[Data items]
--- START ---

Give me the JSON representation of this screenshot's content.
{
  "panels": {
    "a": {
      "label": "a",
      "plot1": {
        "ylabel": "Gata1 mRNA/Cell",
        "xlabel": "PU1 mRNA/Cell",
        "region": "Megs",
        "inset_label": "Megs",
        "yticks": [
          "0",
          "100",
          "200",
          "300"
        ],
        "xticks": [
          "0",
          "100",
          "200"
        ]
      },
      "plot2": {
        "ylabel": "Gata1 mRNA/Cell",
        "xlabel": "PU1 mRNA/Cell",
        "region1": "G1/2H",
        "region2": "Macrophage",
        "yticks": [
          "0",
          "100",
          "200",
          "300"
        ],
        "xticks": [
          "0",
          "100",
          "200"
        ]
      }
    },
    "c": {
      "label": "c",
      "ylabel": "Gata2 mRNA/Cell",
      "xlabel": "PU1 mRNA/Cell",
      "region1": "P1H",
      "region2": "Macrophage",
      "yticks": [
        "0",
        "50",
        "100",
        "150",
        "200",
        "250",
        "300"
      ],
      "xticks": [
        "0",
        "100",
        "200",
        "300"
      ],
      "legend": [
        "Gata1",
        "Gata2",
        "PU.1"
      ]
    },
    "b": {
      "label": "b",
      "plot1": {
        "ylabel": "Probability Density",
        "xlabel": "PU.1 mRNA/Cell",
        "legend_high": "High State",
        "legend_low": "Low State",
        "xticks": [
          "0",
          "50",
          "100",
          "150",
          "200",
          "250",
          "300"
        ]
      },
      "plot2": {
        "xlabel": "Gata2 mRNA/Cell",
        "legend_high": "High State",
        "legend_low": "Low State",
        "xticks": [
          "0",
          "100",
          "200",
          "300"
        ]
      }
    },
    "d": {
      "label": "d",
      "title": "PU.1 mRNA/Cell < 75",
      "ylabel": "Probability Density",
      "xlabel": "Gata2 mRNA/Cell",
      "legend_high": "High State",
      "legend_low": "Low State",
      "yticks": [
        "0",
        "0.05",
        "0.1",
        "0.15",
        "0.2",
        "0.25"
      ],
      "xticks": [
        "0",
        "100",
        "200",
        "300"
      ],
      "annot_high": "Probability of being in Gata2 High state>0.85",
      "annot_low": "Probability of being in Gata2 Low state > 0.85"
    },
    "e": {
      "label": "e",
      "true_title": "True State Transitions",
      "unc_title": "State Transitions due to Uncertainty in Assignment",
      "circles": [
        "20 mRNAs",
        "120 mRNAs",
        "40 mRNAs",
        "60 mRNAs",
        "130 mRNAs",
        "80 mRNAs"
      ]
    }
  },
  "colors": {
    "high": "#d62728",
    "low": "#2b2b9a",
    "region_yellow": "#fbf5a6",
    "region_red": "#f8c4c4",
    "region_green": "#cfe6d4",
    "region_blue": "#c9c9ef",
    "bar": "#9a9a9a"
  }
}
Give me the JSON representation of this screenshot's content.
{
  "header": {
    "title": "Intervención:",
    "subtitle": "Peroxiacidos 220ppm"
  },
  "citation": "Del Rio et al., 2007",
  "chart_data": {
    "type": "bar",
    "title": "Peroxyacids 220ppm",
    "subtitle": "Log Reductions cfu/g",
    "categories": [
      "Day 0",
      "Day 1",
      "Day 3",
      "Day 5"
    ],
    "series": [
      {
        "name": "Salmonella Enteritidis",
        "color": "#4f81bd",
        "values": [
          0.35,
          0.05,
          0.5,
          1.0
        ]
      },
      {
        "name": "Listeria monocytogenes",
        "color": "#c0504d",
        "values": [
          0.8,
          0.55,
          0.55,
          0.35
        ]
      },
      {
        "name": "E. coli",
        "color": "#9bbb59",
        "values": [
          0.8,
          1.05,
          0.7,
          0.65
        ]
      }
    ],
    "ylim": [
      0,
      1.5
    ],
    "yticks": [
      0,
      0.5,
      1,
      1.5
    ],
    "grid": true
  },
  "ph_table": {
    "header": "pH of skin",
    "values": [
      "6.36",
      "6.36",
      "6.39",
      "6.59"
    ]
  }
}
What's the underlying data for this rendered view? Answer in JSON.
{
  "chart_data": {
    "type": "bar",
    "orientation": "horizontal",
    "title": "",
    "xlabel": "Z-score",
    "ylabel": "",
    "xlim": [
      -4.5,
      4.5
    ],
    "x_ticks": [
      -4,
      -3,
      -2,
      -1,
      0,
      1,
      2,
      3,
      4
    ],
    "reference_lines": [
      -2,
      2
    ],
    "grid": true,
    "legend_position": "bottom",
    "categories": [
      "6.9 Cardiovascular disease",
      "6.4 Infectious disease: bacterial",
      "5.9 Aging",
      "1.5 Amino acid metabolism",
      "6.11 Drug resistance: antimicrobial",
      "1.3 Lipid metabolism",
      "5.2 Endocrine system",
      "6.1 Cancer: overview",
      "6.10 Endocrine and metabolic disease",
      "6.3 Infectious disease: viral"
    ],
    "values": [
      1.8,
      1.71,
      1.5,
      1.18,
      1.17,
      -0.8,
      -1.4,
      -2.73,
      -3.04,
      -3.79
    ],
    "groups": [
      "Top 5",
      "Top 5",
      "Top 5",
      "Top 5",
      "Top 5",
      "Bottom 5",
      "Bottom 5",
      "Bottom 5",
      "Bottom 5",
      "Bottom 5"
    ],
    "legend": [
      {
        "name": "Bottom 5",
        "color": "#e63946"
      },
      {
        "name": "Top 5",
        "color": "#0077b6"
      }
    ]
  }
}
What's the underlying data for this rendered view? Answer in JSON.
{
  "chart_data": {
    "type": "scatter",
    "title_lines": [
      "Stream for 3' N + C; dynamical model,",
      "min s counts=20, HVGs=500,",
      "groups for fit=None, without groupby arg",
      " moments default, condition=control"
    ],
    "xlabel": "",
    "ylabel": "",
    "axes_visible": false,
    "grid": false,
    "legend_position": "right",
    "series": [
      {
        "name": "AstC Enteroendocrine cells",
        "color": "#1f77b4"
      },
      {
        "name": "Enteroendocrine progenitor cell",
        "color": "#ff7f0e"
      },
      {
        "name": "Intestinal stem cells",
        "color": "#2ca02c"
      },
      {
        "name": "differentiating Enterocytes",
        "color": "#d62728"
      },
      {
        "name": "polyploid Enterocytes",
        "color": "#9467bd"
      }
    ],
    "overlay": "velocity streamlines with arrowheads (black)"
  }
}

--- END ---

YOUR INSTRUCTIONS:
Wherever the word "metabolism" appears in the entries above, copy that line.

WRITTEN ANSWER:
      "1.5 Amino acid metabolism",
      "1.3 Lipid metabolism",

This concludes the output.